Write the listing out again, all of it, word for word.

Data records
▶

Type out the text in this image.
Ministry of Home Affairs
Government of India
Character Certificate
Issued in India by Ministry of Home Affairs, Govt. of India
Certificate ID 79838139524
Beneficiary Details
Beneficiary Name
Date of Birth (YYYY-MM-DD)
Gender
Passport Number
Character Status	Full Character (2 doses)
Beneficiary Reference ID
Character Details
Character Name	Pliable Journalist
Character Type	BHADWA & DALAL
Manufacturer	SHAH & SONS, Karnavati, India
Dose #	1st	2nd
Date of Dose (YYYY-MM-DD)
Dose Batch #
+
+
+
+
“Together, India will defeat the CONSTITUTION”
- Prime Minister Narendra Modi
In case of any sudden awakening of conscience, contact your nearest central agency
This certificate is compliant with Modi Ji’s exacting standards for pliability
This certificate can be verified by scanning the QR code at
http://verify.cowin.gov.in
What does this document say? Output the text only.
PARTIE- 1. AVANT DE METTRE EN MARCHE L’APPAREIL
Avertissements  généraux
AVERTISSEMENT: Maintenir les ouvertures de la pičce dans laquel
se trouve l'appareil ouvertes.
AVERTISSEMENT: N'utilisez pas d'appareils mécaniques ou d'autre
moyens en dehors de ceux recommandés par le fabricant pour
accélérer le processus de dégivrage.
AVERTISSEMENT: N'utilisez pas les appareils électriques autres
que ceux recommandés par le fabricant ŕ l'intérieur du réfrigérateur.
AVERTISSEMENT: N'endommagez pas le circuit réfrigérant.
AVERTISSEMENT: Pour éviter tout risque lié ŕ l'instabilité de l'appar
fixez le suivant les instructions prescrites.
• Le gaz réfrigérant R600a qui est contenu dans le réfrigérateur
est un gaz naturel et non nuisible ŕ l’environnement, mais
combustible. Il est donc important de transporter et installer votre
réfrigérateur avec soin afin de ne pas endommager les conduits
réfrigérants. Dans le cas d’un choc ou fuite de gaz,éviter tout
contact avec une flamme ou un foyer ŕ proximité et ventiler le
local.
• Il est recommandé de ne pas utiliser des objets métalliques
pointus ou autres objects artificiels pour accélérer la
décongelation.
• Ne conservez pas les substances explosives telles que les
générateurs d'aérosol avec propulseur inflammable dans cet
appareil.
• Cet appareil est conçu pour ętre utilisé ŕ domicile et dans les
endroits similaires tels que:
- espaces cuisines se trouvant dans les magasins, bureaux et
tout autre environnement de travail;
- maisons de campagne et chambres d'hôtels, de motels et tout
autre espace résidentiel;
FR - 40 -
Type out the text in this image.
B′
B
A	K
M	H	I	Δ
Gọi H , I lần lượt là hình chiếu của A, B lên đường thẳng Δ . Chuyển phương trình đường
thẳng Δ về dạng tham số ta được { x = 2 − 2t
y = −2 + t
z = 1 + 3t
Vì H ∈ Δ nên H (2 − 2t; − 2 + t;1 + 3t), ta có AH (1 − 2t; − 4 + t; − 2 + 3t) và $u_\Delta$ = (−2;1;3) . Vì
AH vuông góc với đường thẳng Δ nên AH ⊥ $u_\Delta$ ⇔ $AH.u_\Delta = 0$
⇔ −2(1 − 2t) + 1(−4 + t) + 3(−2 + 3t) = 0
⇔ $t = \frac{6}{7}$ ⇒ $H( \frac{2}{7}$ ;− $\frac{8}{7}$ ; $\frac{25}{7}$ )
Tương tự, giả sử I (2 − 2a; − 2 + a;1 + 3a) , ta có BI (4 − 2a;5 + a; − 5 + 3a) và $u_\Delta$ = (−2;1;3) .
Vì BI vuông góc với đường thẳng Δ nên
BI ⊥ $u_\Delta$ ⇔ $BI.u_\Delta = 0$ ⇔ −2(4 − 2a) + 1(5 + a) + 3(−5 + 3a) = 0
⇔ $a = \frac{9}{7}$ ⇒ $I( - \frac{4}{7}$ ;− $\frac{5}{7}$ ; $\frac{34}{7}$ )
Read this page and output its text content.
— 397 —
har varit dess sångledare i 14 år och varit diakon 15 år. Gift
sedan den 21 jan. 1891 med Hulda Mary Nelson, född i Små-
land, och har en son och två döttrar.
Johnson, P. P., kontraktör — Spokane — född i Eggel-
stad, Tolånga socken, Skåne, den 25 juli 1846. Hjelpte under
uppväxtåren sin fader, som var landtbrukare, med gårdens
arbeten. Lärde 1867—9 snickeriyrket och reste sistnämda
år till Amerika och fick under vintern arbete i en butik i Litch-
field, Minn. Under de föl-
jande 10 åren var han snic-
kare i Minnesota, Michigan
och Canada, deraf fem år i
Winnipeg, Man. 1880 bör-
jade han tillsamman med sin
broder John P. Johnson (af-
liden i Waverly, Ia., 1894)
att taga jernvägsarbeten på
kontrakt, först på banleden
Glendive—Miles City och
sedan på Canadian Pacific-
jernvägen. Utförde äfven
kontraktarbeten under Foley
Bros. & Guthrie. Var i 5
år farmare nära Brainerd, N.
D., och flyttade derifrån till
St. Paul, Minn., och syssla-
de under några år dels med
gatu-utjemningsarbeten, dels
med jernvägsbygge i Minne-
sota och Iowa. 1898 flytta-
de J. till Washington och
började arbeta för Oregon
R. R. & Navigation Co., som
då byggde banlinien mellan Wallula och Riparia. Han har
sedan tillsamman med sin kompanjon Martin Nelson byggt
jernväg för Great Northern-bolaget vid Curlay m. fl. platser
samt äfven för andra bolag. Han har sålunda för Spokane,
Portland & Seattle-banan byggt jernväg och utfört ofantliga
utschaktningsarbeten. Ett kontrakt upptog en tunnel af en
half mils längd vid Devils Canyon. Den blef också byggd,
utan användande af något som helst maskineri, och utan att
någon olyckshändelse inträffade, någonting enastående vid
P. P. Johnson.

◀

__EXERCISE ANSWER__:
Type out the text in this image.
Ministry of Home Affairs
Government of India
Character Certificate
Issued in India by Ministry of Home Affairs, Govt. of India
Certificate ID 79838139524
Beneficiary Details
Beneficiary Name
Date of Birth (YYYY-MM-DD)
Gender
Passport Number
Character Status	Full Character (2 doses)
Beneficiary Reference ID
Character Details
Character Name	Pliable Journalist
Character Type	BHADWA & DALAL
Manufacturer	SHAH & SONS, Karnavati, India
Dose #	1st	2nd
Date of Dose (YYYY-MM-DD)
Dose Batch #
+
+
+
+
“Together, India will defeat the CONSTITUTION”
- Prime Minister Narendra Modi
In case of any sudden awakening of conscience, contact your nearest central agency
This certificate is compliant with Modi Ji’s exacting standards for pliability
This certificate can be verified by scanning the QR code at
http://verify.cowin.gov.in
What does this document say? Output the text only.
PARTIE- 1. AVANT DE METTRE EN MARCHE L’APPAREIL
Avertissements  généraux
AVERTISSEMENT: Maintenir les ouvertures de la pičce dans laquel
se trouve l'appareil ouvertes.
AVERTISSEMENT: N'utilisez pas d'appareils mécaniques ou d'autre
moyens en dehors de ceux recommandés par le fabricant pour
accélérer le processus de dégivrage.
AVERTISSEMENT: N'utilisez pas les appareils électriques autres
que ceux recommandés par le fabricant ŕ l'intérieur du réfrigérateur.
AVERTISSEMENT: N'endommagez pas le circuit réfrigérant.
AVERTISSEMENT: Pour éviter tout risque lié ŕ l'instabilité de l'appar
fixez le suivant les instructions prescrites.
• Le gaz réfrigérant R600a qui est contenu dans le réfrigérateur
est un gaz naturel et non nuisible ŕ l’environnement, mais
combustible. Il est donc important de transporter et installer votre
réfrigérateur avec soin afin de ne pas endommager les conduits
réfrigérants. Dans le cas d’un choc ou fuite de gaz,éviter tout
contact avec une flamme ou un foyer ŕ proximité et ventiler le
local.
• Il est recommandé de ne pas utiliser des objets métalliques
pointus ou autres objects artificiels pour accélérer la
décongelation.
• Ne conservez pas les substances explosives telles que les
générateurs d'aérosol avec propulseur inflammable dans cet
appareil.
• Cet appareil est conçu pour ętre utilisé ŕ domicile et dans les
endroits similaires tels que:
- espaces cuisines se trouvant dans les magasins, bureaux et
tout autre environnement de travail;
- maisons de campagne et chambres d'hôtels, de motels et tout
autre espace résidentiel;
FR - 40 -
Type out the text in this image.
B′
B
A	K
M	H	I	Δ
Gọi H , I lần lượt là hình chiếu của A, B lên đường thẳng Δ . Chuyển phương trình đường
thẳng Δ về dạng tham số ta được { x = 2 − 2t
y = −2 + t
z = 1 + 3t
Vì H ∈ Δ nên H (2 − 2t; − 2 + t;1 + 3t), ta có AH (1 − 2t; − 4 + t; − 2 + 3t) và $u_\Delta$ = (−2;1;3) . Vì
AH vuông góc với đường thẳng Δ nên AH ⊥ $u_\Delta$ ⇔ $AH.u_\Delta = 0$
⇔ −2(1 − 2t) + 1(−4 + t) + 3(−2 + 3t) = 0
⇔ $t = \frac{6}{7}$ ⇒ $H( \frac{2}{7}$ ;− $\frac{8}{7}$ ; $\frac{25}{7}$ )
Tương tự, giả sử I (2 − 2a; − 2 + a;1 + 3a) , ta có BI (4 − 2a;5 + a; − 5 + 3a) và $u_\Delta$ = (−2;1;3) .
Vì BI vuông góc với đường thẳng Δ nên
BI ⊥ $u_\Delta$ ⇔ $BI.u_\Delta = 0$ ⇔ −2(4 − 2a) + 1(5 + a) + 3(−5 + 3a) = 0
⇔ $a = \frac{9}{7}$ ⇒ $I( - \frac{4}{7}$ ;− $\frac{5}{7}$ ; $\frac{34}{7}$ )
Read this page and output its text content.
— 397 —
har varit dess sångledare i 14 år och varit diakon 15 år. Gift
sedan den 21 jan. 1891 med Hulda Mary Nelson, född i Små-
land, och har en son och två döttrar.
Johnson, P. P., kontraktör — Spokane — född i Eggel-
stad, Tolånga socken, Skåne, den 25 juli 1846. Hjelpte under
uppväxtåren sin fader, som var landtbrukare, med gårdens
arbeten. Lärde 1867—9 snickeriyrket och reste sistnämda
år till Amerika och fick under vintern arbete i en butik i Litch-
field, Minn. Under de föl-
jande 10 åren var han snic-
kare i Minnesota, Michigan
och Canada, deraf fem år i
Winnipeg, Man. 1880 bör-
jade han tillsamman med sin
broder John P. Johnson (af-
liden i Waverly, Ia., 1894)
att taga jernvägsarbeten på
kontrakt, först på banleden
Glendive—Miles City och
sedan på Canadian Pacific-
jernvägen. Utförde äfven
kontraktarbeten under Foley
Bros. & Guthrie. Var i 5
år farmare nära Brainerd, N.
D., och flyttade derifrån till
St. Paul, Minn., och syssla-
de under några år dels med
gatu-utjemningsarbeten, dels
med jernvägsbygge i Minne-
sota och Iowa. 1898 flytta-
de J. till Washington och
började arbeta för Oregon
R. R. & Navigation Co., som
då byggde banlinien mellan Wallula och Riparia. Han har
sedan tillsamman med sin kompanjon Martin Nelson byggt
jernväg för Great Northern-bolaget vid Curlay m. fl. platser
samt äfven för andra bolag. Han har sålunda för Spokane,
Portland & Seattle-banan byggt jernväg och utfört ofantliga
utschaktningsarbeten. Ett kontrakt upptog en tunnel af en
half mils längd vid Devils Canyon. Den blef också byggd,
utan användande af något som helst maskineri, och utan att
någon olyckshändelse inträffade, någonting enastående vid
P. P. Johnson.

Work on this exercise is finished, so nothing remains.